Exercise prompt -> Look through the lines of the material and count those containing "Precipitation". Give that count alone.
--------------------------------
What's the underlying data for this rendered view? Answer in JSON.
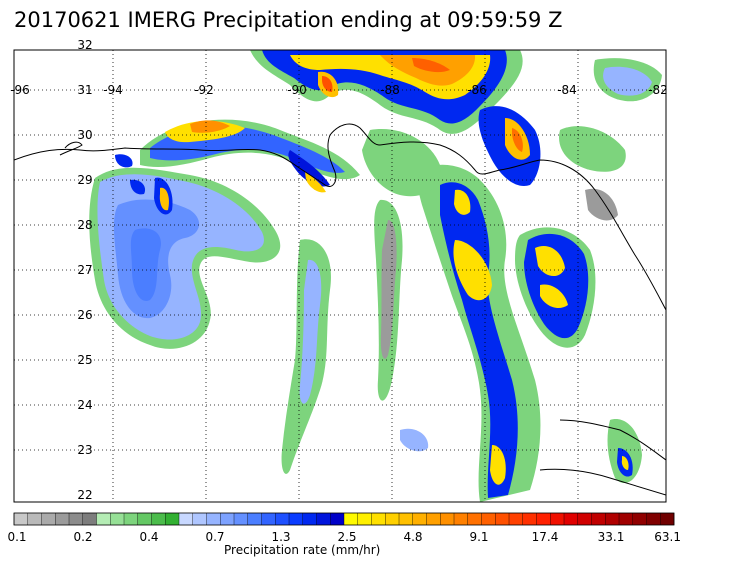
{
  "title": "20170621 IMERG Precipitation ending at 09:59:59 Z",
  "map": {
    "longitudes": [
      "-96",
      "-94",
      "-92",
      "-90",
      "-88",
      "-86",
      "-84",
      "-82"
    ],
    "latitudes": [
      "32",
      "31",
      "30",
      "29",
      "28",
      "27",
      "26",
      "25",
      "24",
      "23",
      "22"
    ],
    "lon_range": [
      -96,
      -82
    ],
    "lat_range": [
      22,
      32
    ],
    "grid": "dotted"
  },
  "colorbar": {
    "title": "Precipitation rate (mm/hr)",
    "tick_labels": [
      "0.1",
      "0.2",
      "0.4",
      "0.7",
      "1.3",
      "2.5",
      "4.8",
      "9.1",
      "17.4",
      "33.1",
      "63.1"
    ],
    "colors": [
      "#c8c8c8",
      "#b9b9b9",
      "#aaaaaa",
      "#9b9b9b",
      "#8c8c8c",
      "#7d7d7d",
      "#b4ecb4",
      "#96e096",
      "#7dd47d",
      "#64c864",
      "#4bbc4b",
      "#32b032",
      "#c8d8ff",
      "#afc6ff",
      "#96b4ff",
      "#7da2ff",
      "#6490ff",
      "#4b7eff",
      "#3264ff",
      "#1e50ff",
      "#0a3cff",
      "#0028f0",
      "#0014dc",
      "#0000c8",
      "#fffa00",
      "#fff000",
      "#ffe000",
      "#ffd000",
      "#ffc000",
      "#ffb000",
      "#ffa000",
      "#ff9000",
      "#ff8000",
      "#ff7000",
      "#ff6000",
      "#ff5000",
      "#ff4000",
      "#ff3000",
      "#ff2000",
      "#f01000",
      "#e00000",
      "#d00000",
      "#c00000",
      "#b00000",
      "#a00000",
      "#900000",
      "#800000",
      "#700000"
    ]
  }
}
--------------------------------
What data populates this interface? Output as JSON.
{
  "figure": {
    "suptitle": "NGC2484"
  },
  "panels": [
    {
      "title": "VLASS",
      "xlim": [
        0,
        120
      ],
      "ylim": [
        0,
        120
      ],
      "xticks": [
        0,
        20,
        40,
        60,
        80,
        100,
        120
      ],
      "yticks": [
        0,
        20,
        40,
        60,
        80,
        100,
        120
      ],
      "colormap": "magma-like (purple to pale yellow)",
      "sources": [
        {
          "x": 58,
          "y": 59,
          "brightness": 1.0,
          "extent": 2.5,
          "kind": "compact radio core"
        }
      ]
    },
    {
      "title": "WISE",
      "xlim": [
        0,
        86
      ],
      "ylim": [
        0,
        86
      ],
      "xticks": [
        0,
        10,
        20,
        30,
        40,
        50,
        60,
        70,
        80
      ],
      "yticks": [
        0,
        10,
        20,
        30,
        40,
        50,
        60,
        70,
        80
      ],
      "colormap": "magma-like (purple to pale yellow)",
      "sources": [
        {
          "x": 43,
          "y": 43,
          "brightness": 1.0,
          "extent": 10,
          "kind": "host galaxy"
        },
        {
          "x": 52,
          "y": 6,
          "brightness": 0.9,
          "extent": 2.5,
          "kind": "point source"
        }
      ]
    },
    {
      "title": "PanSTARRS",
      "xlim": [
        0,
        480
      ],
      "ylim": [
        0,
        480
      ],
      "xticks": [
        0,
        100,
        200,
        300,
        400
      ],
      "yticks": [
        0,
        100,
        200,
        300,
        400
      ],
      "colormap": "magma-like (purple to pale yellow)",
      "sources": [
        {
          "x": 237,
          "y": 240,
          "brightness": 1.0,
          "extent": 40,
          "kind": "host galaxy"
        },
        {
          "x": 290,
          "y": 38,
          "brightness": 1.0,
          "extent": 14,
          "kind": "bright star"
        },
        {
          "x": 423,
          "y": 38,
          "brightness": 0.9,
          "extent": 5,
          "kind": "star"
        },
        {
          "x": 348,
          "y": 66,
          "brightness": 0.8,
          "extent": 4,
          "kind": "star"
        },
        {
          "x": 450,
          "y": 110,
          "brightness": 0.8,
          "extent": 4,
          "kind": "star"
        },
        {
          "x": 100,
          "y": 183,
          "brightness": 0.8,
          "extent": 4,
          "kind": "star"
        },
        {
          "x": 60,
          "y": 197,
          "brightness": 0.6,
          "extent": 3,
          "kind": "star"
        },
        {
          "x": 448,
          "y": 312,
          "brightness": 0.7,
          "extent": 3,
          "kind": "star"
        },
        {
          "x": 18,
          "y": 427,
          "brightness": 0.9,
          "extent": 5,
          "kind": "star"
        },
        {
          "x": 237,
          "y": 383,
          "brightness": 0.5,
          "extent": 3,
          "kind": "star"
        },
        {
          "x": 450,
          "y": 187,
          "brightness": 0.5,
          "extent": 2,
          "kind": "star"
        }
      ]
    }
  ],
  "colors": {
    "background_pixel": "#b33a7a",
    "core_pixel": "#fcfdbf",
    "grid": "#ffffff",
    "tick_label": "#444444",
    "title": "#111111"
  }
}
--------------------------------
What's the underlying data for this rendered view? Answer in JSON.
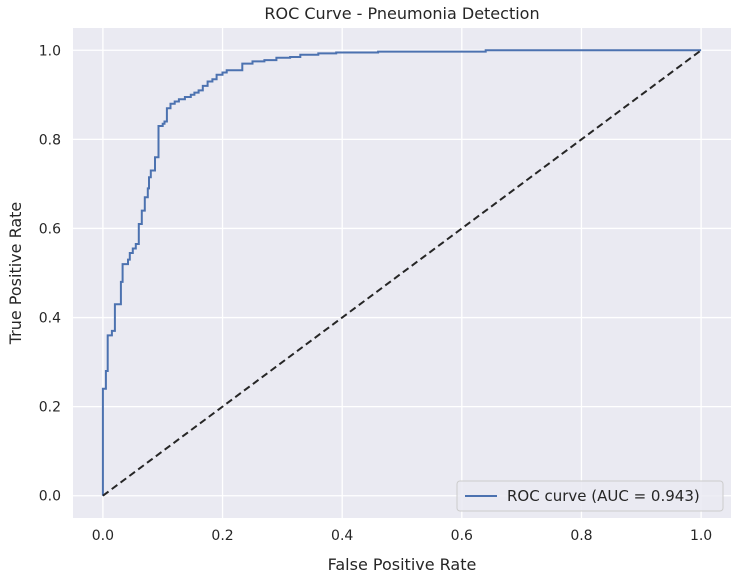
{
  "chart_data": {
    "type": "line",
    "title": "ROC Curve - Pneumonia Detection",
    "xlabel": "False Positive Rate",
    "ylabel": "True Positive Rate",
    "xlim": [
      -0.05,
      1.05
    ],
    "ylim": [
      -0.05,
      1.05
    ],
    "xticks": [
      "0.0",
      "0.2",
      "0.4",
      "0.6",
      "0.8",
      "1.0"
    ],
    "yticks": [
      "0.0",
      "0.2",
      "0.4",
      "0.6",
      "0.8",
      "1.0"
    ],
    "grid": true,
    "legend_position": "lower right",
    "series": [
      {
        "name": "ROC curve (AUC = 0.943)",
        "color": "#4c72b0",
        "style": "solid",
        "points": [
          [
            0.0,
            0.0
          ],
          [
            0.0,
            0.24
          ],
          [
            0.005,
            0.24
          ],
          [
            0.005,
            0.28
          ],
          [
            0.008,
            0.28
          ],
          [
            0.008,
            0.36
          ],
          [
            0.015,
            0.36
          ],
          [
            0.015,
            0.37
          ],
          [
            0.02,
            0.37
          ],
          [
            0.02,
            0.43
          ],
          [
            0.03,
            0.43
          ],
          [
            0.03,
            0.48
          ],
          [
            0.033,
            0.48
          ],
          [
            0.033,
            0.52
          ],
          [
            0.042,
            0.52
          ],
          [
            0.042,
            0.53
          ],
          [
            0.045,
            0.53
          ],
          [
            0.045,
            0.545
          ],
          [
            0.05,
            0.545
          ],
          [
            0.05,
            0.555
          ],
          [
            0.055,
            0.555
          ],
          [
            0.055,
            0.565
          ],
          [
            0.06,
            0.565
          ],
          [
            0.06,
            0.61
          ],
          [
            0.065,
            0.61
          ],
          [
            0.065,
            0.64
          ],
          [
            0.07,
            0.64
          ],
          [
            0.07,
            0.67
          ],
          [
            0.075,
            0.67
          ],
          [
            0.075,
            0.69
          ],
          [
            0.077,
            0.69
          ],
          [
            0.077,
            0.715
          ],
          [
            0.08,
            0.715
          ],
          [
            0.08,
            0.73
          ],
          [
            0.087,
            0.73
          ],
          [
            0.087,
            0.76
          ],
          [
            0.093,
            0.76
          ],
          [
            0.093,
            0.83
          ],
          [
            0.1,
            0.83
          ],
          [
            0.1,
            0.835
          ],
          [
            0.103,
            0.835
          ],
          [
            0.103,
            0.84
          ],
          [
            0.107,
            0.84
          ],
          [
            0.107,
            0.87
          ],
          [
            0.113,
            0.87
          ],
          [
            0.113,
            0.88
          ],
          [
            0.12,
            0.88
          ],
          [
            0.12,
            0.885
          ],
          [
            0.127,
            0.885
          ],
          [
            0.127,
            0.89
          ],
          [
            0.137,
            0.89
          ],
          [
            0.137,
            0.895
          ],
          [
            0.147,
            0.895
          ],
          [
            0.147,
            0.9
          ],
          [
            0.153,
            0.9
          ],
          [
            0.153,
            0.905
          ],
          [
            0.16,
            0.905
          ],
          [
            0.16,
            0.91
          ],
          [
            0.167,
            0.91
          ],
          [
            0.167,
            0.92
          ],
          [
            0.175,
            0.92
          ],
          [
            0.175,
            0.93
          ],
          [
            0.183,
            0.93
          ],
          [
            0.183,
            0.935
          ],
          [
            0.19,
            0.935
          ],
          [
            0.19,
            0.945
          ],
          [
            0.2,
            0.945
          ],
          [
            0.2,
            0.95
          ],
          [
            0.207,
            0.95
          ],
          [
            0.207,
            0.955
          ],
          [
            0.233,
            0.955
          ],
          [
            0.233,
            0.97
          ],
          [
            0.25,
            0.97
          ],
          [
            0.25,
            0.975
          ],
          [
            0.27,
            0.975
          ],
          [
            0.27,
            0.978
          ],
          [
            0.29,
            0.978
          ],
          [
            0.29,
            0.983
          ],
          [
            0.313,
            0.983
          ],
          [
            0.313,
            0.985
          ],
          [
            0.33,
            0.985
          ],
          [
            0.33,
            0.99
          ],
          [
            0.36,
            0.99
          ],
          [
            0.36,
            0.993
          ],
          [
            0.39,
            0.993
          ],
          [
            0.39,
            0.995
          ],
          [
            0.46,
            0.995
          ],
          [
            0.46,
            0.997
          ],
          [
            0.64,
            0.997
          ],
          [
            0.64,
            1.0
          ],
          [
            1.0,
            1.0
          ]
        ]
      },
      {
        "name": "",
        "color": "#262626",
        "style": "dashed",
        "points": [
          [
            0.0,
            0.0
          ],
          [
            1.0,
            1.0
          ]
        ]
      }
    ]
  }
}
--------------------------------
Task answer -> 2